▸ **Requirements**: Can you retype every record below exactly as written?

— start of Data to process —

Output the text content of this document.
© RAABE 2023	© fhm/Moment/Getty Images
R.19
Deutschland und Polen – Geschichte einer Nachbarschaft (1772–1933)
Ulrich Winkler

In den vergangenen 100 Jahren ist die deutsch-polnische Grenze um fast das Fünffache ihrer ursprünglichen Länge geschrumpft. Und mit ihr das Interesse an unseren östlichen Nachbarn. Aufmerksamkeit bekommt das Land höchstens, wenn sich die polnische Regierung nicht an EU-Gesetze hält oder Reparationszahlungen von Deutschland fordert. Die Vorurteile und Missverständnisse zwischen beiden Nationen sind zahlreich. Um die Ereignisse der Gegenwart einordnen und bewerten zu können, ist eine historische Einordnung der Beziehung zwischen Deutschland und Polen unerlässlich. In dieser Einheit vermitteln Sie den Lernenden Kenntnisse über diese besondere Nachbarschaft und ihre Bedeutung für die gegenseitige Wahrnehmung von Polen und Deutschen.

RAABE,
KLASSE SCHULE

— end of Data to process —

▸ **Right answer**:
Output the text content of this document.
© RAABE 2023	© fhm/Moment/Getty Images
R.19
Deutschland und Polen – Geschichte einer Nachbarschaft (1772–1933)
Ulrich Winkler

In den vergangenen 100 Jahren ist die deutsch-polnische Grenze um fast das Fünffache ihrer ursprünglichen Länge geschrumpft. Und mit ihr das Interesse an unseren östlichen Nachbarn. Aufmerksamkeit bekommt das Land höchstens, wenn sich die polnische Regierung nicht an EU-Gesetze hält oder Reparationszahlungen von Deutschland fordert. Die Vorurteile und Missverständnisse zwischen beiden Nationen sind zahlreich. Um die Ereignisse der Gegenwart einordnen und bewerten zu können, ist eine historische Einordnung der Beziehung zwischen Deutschland und Polen unerlässlich. In dieser Einheit vermitteln Sie den Lernenden Kenntnisse über diese besondere Nachbarschaft und ihre Bedeutung für die gegenseitige Wahrnehmung von Polen und Deutschen.

RAABE,
KLASSE SCHULE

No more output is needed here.